[START EXCERPTED RECORDS]
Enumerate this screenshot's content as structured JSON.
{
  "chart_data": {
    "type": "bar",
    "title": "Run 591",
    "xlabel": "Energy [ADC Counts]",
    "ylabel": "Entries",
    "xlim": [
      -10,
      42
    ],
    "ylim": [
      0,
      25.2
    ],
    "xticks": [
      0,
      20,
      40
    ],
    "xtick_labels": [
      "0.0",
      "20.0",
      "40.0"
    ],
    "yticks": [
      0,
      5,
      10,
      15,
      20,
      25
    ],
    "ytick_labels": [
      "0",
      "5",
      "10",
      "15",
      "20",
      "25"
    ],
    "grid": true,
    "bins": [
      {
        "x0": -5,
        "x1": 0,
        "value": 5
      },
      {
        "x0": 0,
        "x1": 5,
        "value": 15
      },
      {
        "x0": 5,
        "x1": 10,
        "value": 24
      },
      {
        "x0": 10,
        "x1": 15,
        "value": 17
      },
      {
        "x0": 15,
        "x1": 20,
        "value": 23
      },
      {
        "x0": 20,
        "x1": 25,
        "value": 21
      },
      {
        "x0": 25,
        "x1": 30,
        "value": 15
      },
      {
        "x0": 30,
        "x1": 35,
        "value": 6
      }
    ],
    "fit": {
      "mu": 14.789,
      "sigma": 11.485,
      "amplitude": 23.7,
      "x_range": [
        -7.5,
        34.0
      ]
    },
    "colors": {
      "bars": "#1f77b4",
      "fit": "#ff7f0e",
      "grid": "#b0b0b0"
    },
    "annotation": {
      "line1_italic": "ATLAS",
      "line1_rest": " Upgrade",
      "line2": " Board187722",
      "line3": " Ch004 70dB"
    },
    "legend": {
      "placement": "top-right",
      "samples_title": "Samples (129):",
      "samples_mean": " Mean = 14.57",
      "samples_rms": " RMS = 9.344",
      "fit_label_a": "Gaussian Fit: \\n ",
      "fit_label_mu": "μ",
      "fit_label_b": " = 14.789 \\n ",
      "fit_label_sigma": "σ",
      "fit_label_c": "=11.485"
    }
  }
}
[END EXCERPTED RECORDS]
▶ [GIVEN INSTRUCTION]: Extract the full listing and reproduce each line exactly.

▶ [TASK RESPONSE]:
Enumerate this screenshot's content as structured JSON.
{
  "chart_data": {
    "type": "bar",
    "title": "Run 591",
    "xlabel": "Energy [ADC Counts]",
    "ylabel": "Entries",
    "xlim": [
      -10,
      42
    ],
    "ylim": [
      0,
      25.2
    ],
    "xticks": [
      0,
      20,
      40
    ],
    "xtick_labels": [
      "0.0",
      "20.0",
      "40.0"
    ],
    "yticks": [
      0,
      5,
      10,
      15,
      20,
      25
    ],
    "ytick_labels": [
      "0",
      "5",
      "10",
      "15",
      "20",
      "25"
    ],
    "grid": true,
    "bins": [
      {
        "x0": -5,
        "x1": 0,
        "value": 5
      },
      {
        "x0": 0,
        "x1": 5,
        "value": 15
      },
      {
        "x0": 5,
        "x1": 10,
        "value": 24
      },
      {
        "x0": 10,
        "x1": 15,
        "value": 17
      },
      {
        "x0": 15,
        "x1": 20,
        "value": 23
      },
      {
        "x0": 20,
        "x1": 25,
        "value": 21
      },
      {
        "x0": 25,
        "x1": 30,
        "value": 15
      },
      {
        "x0": 30,
        "x1": 35,
        "value": 6
      }
    ],
    "fit": {
      "mu": 14.789,
      "sigma": 11.485,
      "amplitude": 23.7,
      "x_range": [
        -7.5,
        34.0
      ]
    },
    "colors": {
      "bars": "#1f77b4",
      "fit": "#ff7f0e",
      "grid": "#b0b0b0"
    },
    "annotation": {
      "line1_italic": "ATLAS",
      "line1_rest": " Upgrade",
      "line2": " Board187722",
      "line3": " Ch004 70dB"
    },
    "legend": {
      "placement": "top-right",
      "samples_title": "Samples (129):",
      "samples_mean": " Mean = 14.57",
      "samples_rms": " RMS = 9.344",
      "fit_label_a": "Gaussian Fit: \\n ",
      "fit_label_mu": "μ",
      "fit_label_b": " = 14.789 \\n ",
      "fit_label_sigma": "σ",
      "fit_label_c": "=11.485"
    }
  }
}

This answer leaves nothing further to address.